-- start ENTRIES SUPPLIED --

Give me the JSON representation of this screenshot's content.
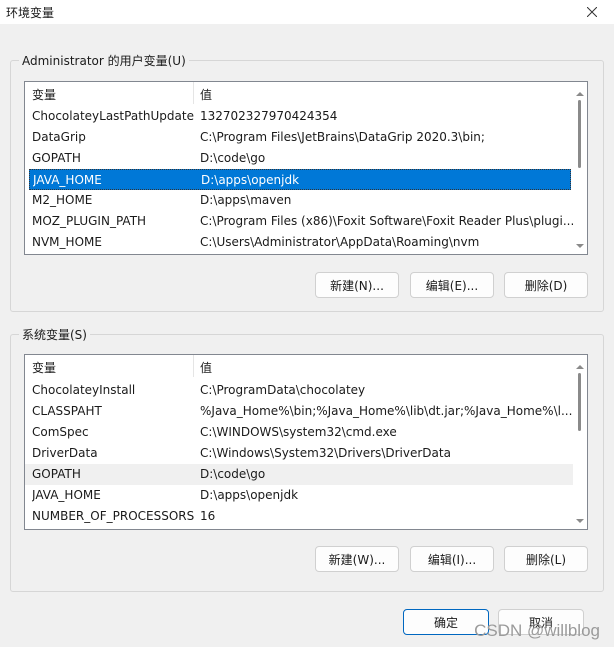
{
  "window": {
    "title": "环境变量"
  },
  "user_group": {
    "title": "Administrator 的用户变量(U)",
    "columns": [
      "变量",
      "值"
    ],
    "rows": [
      {
        "name": "ChocolateyLastPathUpdate",
        "value": "132702327970424354"
      },
      {
        "name": "DataGrip",
        "value": "C:\\Program Files\\JetBrains\\DataGrip 2020.3\\bin;"
      },
      {
        "name": "GOPATH",
        "value": "D:\\code\\go"
      },
      {
        "name": "JAVA_HOME",
        "value": "D:\\apps\\openjdk"
      },
      {
        "name": "M2_HOME",
        "value": "D:\\apps\\maven"
      },
      {
        "name": "MOZ_PLUGIN_PATH",
        "value": "C:\\Program Files (x86)\\Foxit Software\\Foxit Reader Plus\\plugi..."
      },
      {
        "name": "NVM_HOME",
        "value": "C:\\Users\\Administrator\\AppData\\Roaming\\nvm"
      }
    ],
    "buttons": {
      "new": "新建(N)...",
      "edit": "编辑(E)...",
      "delete": "删除(D)"
    }
  },
  "system_group": {
    "title": "系统变量(S)",
    "columns": [
      "变量",
      "值"
    ],
    "rows": [
      {
        "name": "ChocolateyInstall",
        "value": "C:\\ProgramData\\chocolatey"
      },
      {
        "name": "CLASSPAHT",
        "value": " %Java_Home%\\bin;%Java_Home%\\lib\\dt.jar;%Java_Home%\\l..."
      },
      {
        "name": "ComSpec",
        "value": "C:\\WINDOWS\\system32\\cmd.exe"
      },
      {
        "name": "DriverData",
        "value": "C:\\Windows\\System32\\Drivers\\DriverData"
      },
      {
        "name": "GOPATH",
        "value": "D:\\code\\go"
      },
      {
        "name": "JAVA_HOME",
        "value": "D:\\apps\\openjdk"
      },
      {
        "name": "NUMBER_OF_PROCESSORS",
        "value": "16"
      }
    ],
    "buttons": {
      "new": "新建(W)...",
      "edit": "编辑(I)...",
      "delete": "删除(L)"
    }
  },
  "footer": {
    "ok": "确定",
    "cancel": "取消"
  },
  "watermark": "CSDN @willblog"
}
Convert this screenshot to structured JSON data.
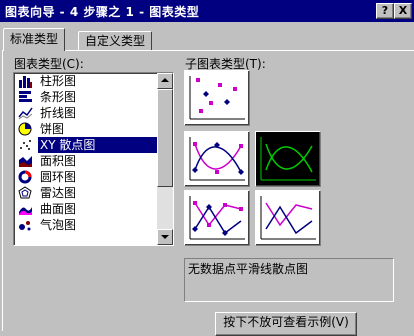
{
  "window": {
    "title": "图表向导 - 4 步骤之 1 - 图表类型",
    "help_button": "?",
    "close_button": "X"
  },
  "tabs": [
    {
      "label": "标准类型",
      "active": true
    },
    {
      "label": "自定义类型",
      "active": false
    }
  ],
  "chart_type_label": "图表类型(C):",
  "chart_types": [
    {
      "label": "柱形图",
      "icon": "column-chart-icon"
    },
    {
      "label": "条形图",
      "icon": "bar-chart-icon"
    },
    {
      "label": "折线图",
      "icon": "line-chart-icon"
    },
    {
      "label": "饼图",
      "icon": "pie-chart-icon"
    },
    {
      "label": "XY 散点图",
      "icon": "scatter-chart-icon",
      "selected": true
    },
    {
      "label": "面积图",
      "icon": "area-chart-icon"
    },
    {
      "label": "圆环图",
      "icon": "doughnut-chart-icon"
    },
    {
      "label": "雷达图",
      "icon": "radar-chart-icon"
    },
    {
      "label": "曲面图",
      "icon": "surface-chart-icon"
    },
    {
      "label": "气泡图",
      "icon": "bubble-chart-icon"
    }
  ],
  "subtype_label": "子图表类型(T):",
  "subtypes": [
    {
      "icon": "scatter-markers-only-icon"
    },
    {
      "icon": "scatter-smooth-lines-markers-icon"
    },
    {
      "icon": "scatter-smooth-lines-no-markers-icon",
      "selected": true
    },
    {
      "icon": "scatter-straight-lines-markers-icon"
    },
    {
      "icon": "scatter-straight-lines-no-markers-icon"
    }
  ],
  "description": "无数据点平滑线散点图",
  "preview_button": "按下不放可查看示例(V)",
  "colors": {
    "title_bar": "#000080",
    "selection": "#000080",
    "dialog": "#c0c0c0",
    "marker": "#cc00cc",
    "marker_dark": "#000080",
    "selected_line": "#00cc00"
  }
}
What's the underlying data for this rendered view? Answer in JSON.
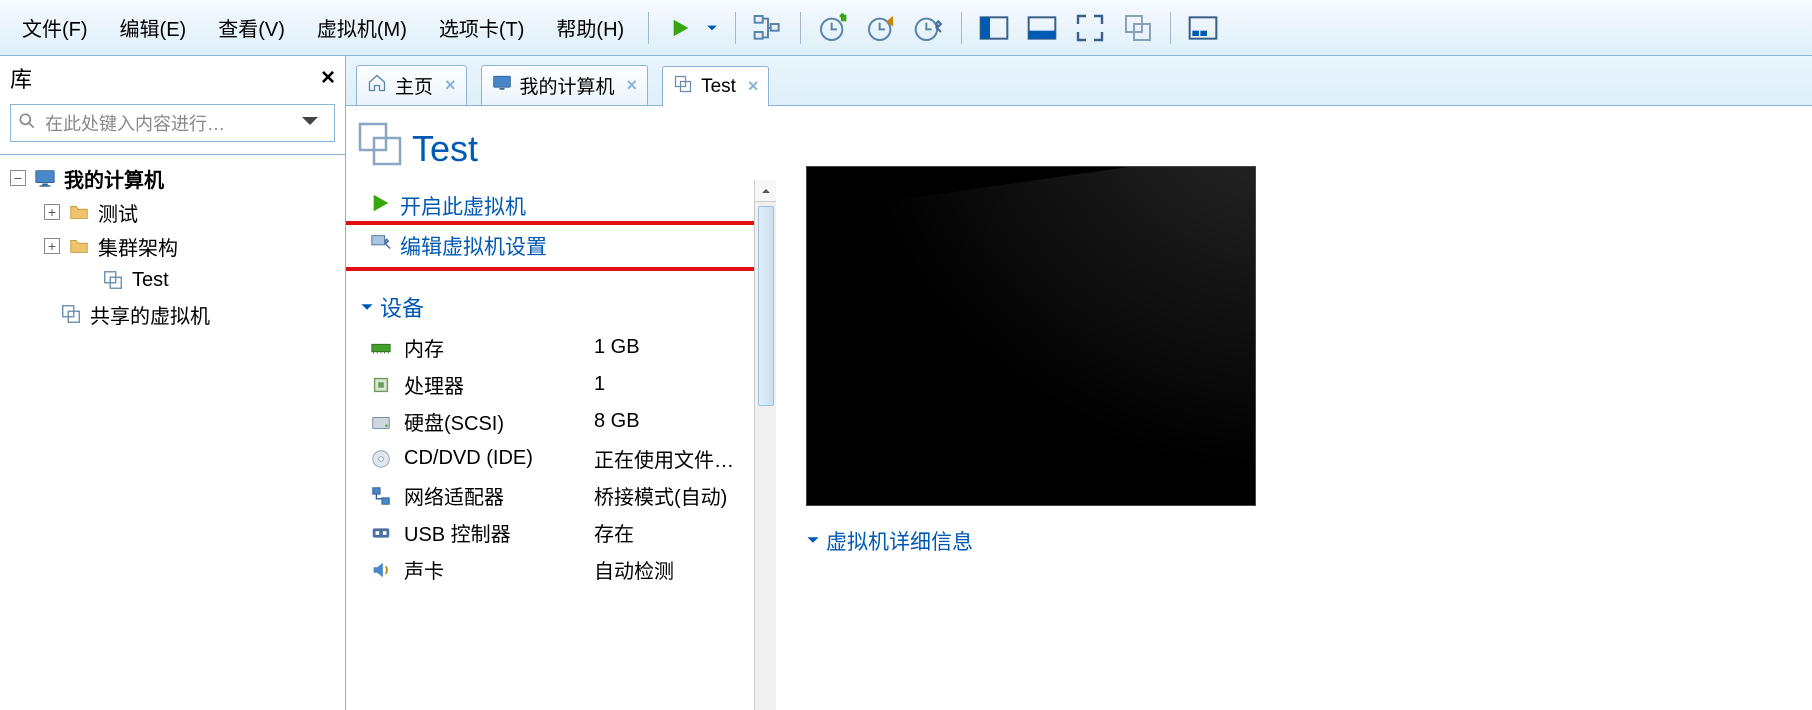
{
  "menu": {
    "file": "文件(F)",
    "edit": "编辑(E)",
    "view": "查看(V)",
    "vm": "虚拟机(M)",
    "tabs": "选项卡(T)",
    "help": "帮助(H)"
  },
  "sidebar": {
    "title": "库",
    "search_placeholder": "在此处键入内容进行…",
    "tree": {
      "my_computer": "我的计算机",
      "test_folder": "测试",
      "cluster_folder": "集群架构",
      "test_vm": "Test",
      "shared": "共享的虚拟机"
    }
  },
  "tabs": {
    "home": "主页",
    "my_computer": "我的计算机",
    "test": "Test"
  },
  "vm": {
    "title": "Test",
    "actions": {
      "power_on": "开启此虚拟机",
      "edit_settings": "编辑虚拟机设置"
    },
    "section_devices": "设备",
    "devices": [
      {
        "name": "内存",
        "value": "1 GB",
        "icon": "memory"
      },
      {
        "name": "处理器",
        "value": "1",
        "icon": "cpu"
      },
      {
        "name": "硬盘(SCSI)",
        "value": "8 GB",
        "icon": "hdd"
      },
      {
        "name": "CD/DVD (IDE)",
        "value": "正在使用文件…",
        "icon": "cd"
      },
      {
        "name": "网络适配器",
        "value": "桥接模式(自动)",
        "icon": "network"
      },
      {
        "name": "USB 控制器",
        "value": "存在",
        "icon": "usb"
      },
      {
        "name": "声卡",
        "value": "自动检测",
        "icon": "sound"
      }
    ],
    "details_caption": "虚拟机详细信息"
  }
}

-- end ENTRIES SUPPLIED --

PROBLEM:
Search the records for the word "smooth". Copy every line that has it.

THE REPLY:
      "icon": "scatter-smooth-lines-markers-icon"
      "icon": "scatter-smooth-lines-no-markers-icon",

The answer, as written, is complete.